Objective: Retype exactly the line holding "Read out every word on this page." and each line that follows, down to the last one. Exclude pictures.

_ _ _ _ _ _ _

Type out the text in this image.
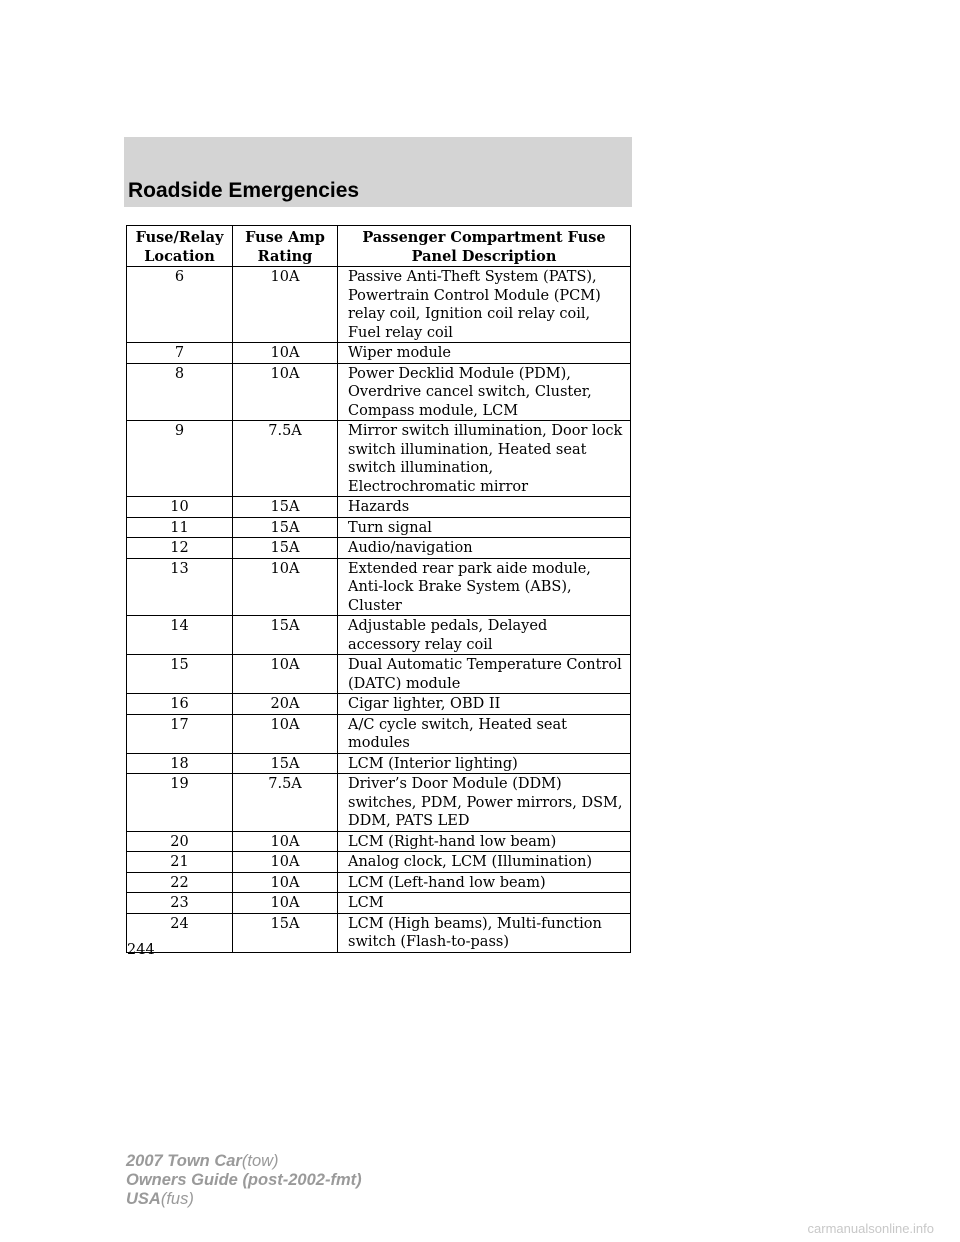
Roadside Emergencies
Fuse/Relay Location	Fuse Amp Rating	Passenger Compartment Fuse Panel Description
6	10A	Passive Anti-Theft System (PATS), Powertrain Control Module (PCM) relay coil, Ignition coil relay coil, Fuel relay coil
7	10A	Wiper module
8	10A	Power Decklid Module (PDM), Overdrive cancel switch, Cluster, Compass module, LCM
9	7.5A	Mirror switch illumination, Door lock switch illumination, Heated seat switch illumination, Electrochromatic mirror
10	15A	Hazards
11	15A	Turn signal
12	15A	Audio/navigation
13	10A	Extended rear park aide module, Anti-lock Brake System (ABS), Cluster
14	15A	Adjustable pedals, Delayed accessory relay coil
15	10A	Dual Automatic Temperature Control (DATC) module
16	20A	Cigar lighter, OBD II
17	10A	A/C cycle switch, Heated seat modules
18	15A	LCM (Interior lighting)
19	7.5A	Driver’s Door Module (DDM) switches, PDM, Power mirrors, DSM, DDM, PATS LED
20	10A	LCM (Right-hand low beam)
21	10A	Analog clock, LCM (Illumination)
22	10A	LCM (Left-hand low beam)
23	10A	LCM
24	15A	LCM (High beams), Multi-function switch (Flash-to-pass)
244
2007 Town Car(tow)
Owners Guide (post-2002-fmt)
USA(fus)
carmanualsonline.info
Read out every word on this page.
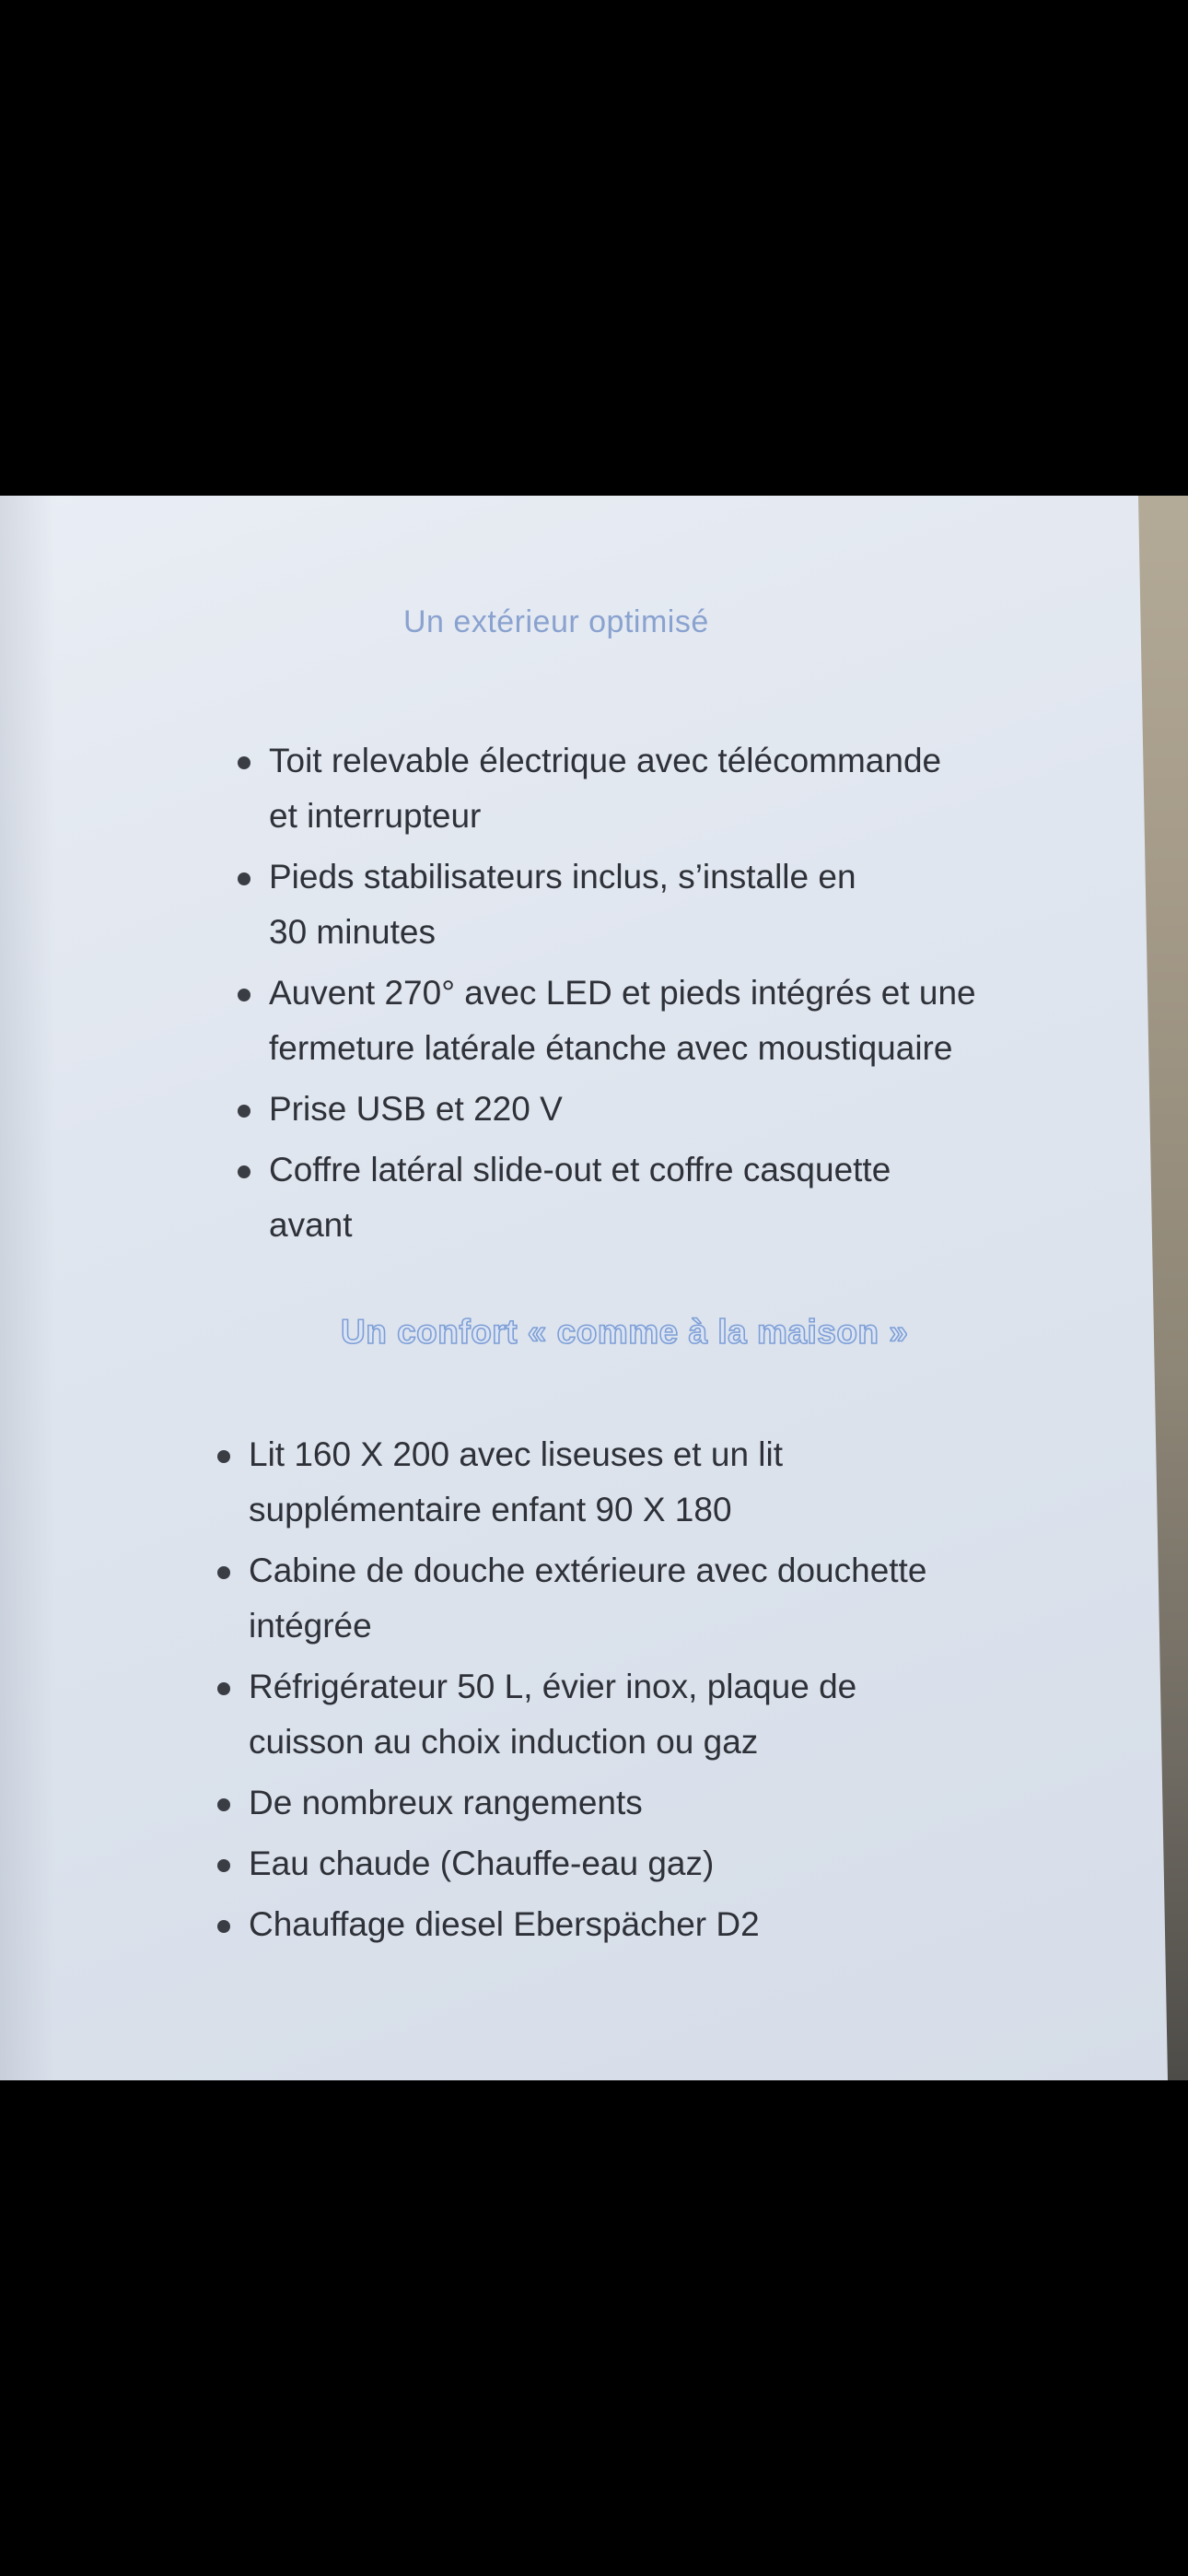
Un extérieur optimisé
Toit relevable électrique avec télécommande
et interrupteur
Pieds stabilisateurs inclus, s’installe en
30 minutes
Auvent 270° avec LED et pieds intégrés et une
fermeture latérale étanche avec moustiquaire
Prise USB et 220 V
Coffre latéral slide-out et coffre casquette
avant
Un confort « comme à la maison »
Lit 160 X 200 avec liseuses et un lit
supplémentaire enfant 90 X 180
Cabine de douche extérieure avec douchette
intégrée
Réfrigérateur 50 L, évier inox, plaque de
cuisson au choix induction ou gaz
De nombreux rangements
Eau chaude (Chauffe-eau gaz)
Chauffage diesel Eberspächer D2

_ _ _ _ _ _ _

Response below:
Read out every word on this page.
Un extérieur optimisé
Toit relevable électrique avec télécommande
et interrupteur
Pieds stabilisateurs inclus, s’installe en
30 minutes
Auvent 270° avec LED et pieds intégrés et une
fermeture latérale étanche avec moustiquaire
Prise USB et 220 V
Coffre latéral slide-out et coffre casquette
avant
Un confort « comme à la maison »
Lit 160 X 200 avec liseuses et un lit
supplémentaire enfant 90 X 180
Cabine de douche extérieure avec douchette
intégrée
Réfrigérateur 50 L, évier inox, plaque de
cuisson au choix induction ou gaz
De nombreux rangements
Eau chaude (Chauffe-eau gaz)
Chauffage diesel Eberspächer D2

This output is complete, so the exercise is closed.